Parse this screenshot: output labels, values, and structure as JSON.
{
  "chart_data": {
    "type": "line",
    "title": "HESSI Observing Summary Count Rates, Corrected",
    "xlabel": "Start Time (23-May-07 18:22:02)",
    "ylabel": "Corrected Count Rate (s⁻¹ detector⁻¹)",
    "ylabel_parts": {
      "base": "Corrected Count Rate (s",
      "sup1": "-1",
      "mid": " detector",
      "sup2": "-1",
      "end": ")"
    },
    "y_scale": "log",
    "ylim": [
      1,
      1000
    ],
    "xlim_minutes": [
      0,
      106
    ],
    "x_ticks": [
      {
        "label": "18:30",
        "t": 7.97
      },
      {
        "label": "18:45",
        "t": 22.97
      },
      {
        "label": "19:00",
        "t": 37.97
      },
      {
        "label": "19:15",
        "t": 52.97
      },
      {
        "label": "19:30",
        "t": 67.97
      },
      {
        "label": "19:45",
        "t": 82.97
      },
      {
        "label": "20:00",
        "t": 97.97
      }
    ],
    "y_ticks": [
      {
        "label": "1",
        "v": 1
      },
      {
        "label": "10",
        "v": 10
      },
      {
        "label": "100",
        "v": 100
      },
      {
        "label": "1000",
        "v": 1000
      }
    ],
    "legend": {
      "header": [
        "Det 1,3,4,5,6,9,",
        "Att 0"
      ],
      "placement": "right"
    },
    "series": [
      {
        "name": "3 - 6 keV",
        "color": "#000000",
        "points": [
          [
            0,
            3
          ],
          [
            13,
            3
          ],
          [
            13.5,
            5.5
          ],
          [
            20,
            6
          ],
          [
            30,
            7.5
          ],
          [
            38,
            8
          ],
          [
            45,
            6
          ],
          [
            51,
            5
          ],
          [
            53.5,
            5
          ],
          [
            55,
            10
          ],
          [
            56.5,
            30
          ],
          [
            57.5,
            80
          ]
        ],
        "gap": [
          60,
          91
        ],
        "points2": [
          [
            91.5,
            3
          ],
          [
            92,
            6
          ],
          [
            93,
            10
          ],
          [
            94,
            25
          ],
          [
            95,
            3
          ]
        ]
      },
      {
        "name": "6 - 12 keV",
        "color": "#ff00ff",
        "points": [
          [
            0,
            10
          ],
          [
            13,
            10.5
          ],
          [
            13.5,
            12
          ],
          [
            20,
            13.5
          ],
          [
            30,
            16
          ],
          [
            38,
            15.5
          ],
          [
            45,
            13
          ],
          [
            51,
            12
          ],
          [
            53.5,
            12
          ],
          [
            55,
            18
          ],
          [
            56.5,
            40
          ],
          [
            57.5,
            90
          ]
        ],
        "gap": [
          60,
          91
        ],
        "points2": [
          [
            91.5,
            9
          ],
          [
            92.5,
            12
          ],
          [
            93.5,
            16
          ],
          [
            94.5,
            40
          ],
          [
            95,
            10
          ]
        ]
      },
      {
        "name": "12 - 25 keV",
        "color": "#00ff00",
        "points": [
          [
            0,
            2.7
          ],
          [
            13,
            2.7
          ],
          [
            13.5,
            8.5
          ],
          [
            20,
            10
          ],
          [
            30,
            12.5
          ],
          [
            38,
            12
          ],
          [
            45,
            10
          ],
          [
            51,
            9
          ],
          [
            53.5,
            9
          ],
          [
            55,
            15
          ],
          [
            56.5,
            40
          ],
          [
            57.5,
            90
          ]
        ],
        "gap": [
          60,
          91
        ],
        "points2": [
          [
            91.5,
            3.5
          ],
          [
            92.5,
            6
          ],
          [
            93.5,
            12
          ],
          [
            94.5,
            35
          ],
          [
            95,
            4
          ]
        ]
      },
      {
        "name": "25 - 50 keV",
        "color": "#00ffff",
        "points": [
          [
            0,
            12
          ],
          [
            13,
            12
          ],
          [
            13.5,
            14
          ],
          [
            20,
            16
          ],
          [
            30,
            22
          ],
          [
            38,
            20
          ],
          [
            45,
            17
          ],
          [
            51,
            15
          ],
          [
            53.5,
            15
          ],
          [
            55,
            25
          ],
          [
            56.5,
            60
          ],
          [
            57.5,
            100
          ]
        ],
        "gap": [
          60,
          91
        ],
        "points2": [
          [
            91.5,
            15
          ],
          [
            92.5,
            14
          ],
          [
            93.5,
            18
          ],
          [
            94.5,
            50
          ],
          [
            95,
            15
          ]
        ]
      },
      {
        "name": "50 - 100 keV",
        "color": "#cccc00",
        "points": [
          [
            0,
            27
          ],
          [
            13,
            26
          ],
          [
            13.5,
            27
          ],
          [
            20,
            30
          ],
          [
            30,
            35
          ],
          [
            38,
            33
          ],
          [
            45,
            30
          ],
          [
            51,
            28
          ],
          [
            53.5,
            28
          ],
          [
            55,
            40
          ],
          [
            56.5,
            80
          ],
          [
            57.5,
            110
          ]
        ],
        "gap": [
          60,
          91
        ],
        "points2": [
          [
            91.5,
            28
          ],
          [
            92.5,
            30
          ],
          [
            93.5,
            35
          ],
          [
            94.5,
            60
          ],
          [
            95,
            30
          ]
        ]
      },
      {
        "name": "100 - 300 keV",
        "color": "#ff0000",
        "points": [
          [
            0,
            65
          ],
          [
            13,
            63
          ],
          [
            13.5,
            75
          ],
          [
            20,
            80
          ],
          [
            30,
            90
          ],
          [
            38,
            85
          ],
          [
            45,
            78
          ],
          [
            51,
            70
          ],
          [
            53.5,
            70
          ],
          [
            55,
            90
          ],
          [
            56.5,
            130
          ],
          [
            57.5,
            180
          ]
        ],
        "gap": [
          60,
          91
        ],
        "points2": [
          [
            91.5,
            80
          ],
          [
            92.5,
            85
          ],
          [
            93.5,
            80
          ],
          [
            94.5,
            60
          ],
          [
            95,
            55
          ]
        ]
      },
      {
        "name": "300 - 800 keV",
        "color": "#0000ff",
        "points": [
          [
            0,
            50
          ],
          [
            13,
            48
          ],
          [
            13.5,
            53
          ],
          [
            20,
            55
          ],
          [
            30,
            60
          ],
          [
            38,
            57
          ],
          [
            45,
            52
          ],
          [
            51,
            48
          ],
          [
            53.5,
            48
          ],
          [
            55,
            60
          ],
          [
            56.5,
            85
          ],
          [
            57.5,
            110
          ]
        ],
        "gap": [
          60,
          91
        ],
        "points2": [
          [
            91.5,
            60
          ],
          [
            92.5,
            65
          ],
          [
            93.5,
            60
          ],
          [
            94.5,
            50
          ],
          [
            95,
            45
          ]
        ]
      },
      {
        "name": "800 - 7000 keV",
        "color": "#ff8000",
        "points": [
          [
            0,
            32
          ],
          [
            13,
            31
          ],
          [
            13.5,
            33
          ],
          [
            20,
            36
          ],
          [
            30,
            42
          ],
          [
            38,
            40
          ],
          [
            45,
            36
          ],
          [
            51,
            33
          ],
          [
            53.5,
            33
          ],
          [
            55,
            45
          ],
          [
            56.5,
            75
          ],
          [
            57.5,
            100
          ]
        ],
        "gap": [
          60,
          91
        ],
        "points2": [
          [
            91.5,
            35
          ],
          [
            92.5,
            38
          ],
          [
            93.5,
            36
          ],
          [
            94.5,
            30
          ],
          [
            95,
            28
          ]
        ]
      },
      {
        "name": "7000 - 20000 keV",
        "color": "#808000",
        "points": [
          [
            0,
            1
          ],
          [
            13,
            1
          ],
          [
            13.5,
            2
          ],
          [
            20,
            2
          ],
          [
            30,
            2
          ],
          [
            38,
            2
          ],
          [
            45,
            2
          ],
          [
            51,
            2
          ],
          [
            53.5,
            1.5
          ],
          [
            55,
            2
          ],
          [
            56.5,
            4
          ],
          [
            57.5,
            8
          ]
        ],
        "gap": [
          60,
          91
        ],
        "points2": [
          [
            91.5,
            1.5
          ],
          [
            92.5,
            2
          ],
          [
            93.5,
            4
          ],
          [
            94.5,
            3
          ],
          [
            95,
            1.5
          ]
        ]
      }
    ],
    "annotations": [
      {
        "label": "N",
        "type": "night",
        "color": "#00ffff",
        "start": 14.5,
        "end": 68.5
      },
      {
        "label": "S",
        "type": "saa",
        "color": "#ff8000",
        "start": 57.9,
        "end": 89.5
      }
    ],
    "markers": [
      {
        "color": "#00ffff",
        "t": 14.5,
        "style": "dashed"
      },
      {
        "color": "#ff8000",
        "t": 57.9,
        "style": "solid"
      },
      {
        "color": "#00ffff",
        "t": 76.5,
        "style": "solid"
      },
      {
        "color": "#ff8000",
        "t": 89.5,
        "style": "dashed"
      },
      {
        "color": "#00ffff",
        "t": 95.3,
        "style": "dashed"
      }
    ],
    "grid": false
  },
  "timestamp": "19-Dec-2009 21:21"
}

[Requirement]: Among the entries, how many lines include the word "Count"? Answer with a single number and nothing further.

[Solution for this exercise]: 3